[Start of Data provided]

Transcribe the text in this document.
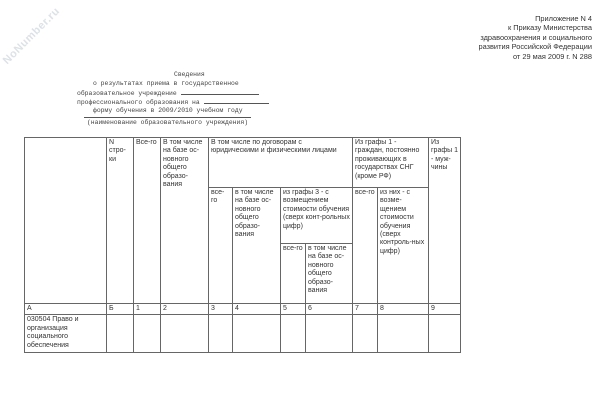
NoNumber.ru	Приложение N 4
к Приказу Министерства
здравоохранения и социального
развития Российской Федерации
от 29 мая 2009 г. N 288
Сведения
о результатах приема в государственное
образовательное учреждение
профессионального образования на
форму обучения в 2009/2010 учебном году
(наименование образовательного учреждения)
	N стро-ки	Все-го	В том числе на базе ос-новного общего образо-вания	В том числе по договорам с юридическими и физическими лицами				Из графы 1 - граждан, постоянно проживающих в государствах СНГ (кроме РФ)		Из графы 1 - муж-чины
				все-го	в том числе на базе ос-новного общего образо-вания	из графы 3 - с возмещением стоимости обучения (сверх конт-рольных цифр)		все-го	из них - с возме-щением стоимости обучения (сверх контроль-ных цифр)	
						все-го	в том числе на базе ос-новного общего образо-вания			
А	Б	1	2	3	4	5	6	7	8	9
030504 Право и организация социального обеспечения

[End of Data provided]
[Start of Data provided]

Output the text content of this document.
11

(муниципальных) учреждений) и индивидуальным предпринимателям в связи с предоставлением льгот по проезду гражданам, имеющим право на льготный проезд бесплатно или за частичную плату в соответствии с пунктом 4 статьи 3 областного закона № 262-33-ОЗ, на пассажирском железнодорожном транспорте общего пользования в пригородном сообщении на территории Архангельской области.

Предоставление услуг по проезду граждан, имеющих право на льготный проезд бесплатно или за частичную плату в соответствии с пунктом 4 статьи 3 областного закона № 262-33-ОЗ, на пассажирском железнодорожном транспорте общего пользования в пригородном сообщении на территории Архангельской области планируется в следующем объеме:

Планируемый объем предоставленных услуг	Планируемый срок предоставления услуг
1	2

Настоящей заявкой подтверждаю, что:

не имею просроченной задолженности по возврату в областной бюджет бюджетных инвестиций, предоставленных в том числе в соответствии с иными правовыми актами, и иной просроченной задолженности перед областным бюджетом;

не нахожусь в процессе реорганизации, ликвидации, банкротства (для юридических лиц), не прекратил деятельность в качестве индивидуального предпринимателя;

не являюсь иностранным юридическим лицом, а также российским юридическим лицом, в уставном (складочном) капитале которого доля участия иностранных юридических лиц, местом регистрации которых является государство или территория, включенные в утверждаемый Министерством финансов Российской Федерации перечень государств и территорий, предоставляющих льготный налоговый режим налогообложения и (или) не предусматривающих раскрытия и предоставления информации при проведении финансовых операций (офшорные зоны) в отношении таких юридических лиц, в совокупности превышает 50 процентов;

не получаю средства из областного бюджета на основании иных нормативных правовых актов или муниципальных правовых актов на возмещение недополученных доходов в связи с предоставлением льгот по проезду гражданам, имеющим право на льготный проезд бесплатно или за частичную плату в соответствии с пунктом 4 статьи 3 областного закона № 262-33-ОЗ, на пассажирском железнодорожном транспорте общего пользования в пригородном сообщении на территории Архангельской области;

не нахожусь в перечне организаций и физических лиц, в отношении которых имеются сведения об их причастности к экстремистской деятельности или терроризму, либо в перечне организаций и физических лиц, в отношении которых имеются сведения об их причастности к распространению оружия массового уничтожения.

[End of Data provided]

-- Exercise requirements --
Select from the material above each line in which the string "text" appears, and list those lines.

-- Exercise response --
Transcribe the text in this document.
Output the text content of this document.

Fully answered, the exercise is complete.